##### Working data

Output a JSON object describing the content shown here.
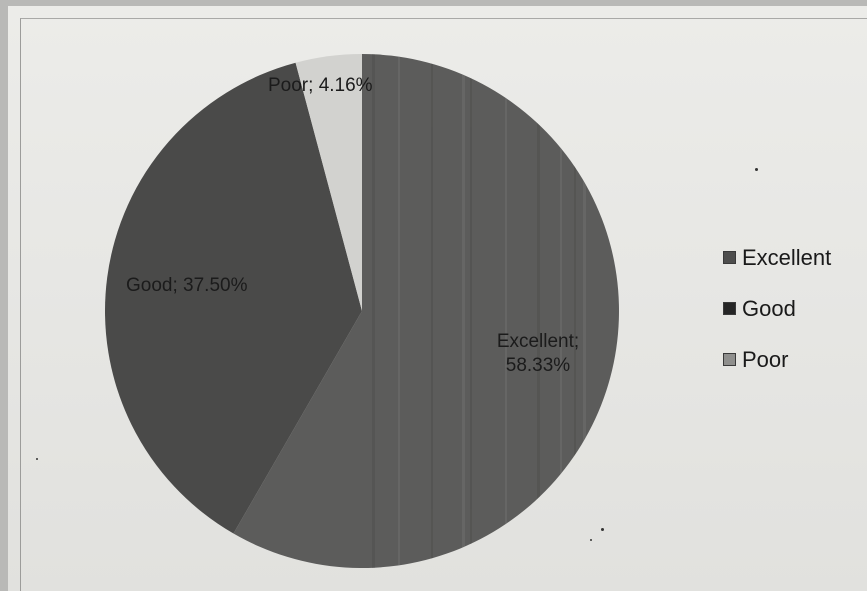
{
  "chart_data": {
    "type": "pie",
    "slices": [
      {
        "category": "Excellent",
        "value": 58.33,
        "label": "Excellent;",
        "label_value": "58.33%",
        "color": "#5c5c5b"
      },
      {
        "category": "Good",
        "value": 37.5,
        "label": "Good;",
        "label_value": "37.50%",
        "color": "#4a4a49"
      },
      {
        "category": "Poor",
        "value": 4.16,
        "label": "Poor;",
        "label_value": "4.16%",
        "color": "#d2d2cf"
      }
    ],
    "legend": {
      "placement": "right",
      "entries": [
        "Excellent",
        "Good",
        "Poor"
      ]
    }
  }
}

##########

## Work to be completed:
Look through the records and gather every line containing "Excellent".

## Result for this task:
        "category": "Excellent",
        "label": "Excellent;",
        "Excellent",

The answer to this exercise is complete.